(Dataset excerpts)
########

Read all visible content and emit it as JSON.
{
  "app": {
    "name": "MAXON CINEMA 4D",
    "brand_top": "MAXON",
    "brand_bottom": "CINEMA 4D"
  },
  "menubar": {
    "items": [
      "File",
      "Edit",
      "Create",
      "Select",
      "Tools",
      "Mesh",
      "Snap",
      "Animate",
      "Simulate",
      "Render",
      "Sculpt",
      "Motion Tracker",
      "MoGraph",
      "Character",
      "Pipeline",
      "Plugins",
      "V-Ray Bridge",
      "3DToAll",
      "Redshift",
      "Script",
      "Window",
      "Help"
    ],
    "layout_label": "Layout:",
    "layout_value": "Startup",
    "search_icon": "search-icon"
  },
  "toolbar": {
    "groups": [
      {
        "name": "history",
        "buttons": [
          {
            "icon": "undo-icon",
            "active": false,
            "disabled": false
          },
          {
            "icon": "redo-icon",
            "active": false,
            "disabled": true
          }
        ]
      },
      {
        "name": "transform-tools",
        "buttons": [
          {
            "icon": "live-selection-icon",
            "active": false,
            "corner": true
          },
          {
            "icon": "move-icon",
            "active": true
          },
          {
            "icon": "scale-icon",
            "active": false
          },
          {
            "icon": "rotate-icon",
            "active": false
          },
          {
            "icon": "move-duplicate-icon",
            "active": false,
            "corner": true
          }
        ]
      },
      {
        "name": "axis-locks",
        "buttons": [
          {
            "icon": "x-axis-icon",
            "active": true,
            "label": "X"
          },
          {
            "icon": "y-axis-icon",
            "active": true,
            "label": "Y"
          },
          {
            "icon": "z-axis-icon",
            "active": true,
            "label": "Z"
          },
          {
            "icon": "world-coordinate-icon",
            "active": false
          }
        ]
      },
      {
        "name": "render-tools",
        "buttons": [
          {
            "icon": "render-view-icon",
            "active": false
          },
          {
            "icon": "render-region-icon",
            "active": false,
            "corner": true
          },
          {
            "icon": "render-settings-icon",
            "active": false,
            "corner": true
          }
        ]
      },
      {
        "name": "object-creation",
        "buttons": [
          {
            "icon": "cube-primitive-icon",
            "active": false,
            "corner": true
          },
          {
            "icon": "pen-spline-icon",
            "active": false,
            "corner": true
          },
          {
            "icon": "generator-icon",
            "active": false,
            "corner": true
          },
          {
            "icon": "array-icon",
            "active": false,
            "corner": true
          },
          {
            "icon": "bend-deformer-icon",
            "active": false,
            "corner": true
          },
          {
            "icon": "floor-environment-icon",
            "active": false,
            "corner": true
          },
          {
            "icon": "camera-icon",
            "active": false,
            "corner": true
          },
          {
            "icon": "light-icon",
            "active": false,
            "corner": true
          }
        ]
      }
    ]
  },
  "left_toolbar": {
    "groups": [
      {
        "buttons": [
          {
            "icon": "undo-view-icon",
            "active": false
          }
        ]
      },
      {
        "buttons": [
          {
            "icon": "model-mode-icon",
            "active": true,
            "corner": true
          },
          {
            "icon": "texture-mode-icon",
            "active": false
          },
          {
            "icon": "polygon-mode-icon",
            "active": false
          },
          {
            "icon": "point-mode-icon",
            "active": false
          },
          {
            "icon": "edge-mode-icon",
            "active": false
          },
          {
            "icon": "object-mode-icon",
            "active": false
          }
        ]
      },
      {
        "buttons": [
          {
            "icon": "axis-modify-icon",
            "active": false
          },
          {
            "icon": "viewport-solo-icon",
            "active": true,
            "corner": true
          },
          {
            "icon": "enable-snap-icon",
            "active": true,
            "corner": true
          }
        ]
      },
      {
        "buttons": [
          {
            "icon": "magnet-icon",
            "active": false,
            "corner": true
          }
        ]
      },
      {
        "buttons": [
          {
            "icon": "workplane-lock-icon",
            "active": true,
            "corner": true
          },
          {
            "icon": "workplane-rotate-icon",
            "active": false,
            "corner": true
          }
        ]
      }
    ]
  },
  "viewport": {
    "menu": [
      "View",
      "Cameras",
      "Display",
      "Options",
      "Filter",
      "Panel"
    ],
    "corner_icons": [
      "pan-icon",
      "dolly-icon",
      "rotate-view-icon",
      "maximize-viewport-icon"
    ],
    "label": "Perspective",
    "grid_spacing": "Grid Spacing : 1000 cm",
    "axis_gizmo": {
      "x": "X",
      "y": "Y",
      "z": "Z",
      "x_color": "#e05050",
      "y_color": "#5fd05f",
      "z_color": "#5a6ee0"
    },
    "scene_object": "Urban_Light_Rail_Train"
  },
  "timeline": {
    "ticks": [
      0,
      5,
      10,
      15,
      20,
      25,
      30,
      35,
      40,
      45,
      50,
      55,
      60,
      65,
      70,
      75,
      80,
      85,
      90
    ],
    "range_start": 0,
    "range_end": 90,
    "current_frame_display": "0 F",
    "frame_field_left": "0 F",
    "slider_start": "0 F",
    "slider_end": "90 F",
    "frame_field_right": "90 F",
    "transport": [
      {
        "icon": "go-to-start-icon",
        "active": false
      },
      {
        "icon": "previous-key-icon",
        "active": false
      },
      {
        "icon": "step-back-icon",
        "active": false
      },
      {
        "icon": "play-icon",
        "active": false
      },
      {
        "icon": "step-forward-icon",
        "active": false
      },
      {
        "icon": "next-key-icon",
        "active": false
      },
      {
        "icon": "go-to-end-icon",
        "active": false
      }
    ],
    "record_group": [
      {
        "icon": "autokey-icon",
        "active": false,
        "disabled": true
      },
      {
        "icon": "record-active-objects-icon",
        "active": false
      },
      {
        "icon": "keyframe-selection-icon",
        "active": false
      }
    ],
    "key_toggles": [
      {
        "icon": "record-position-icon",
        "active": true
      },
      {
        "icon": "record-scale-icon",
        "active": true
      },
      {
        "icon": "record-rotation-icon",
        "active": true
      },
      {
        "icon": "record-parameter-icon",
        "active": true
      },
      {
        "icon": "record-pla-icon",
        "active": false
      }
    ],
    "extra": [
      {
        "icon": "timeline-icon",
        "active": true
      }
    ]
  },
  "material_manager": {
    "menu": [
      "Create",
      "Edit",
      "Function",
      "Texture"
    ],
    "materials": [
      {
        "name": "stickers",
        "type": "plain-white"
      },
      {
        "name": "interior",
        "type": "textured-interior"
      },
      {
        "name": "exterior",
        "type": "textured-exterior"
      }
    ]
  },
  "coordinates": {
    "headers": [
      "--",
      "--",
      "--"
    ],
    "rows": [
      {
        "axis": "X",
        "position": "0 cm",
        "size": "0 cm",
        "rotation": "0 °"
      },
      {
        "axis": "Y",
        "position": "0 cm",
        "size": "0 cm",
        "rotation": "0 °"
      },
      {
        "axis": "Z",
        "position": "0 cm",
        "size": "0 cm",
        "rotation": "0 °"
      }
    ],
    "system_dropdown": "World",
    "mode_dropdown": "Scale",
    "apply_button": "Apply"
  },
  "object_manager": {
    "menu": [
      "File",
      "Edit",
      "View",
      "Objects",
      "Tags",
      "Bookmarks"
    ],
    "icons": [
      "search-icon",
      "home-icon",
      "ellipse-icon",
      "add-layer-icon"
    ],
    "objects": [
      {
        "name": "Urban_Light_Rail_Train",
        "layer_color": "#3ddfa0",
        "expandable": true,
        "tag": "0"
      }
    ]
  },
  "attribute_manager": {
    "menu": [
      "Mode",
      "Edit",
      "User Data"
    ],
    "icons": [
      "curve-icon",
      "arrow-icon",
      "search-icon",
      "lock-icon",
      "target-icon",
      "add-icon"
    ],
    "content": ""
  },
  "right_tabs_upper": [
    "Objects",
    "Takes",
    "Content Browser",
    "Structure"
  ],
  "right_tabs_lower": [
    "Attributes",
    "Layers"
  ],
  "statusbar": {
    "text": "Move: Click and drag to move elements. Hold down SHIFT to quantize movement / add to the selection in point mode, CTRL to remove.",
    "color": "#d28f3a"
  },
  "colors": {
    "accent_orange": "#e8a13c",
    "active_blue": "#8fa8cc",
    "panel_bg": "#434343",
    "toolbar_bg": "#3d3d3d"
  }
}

########

■ **DIRECTIVE**
Go through the entries above and copy every line containing "CINEMA".

■ **COMPLETED EXERCISE**
    "name": "MAXON CINEMA 4D",
    "brand_bottom": "CINEMA 4D"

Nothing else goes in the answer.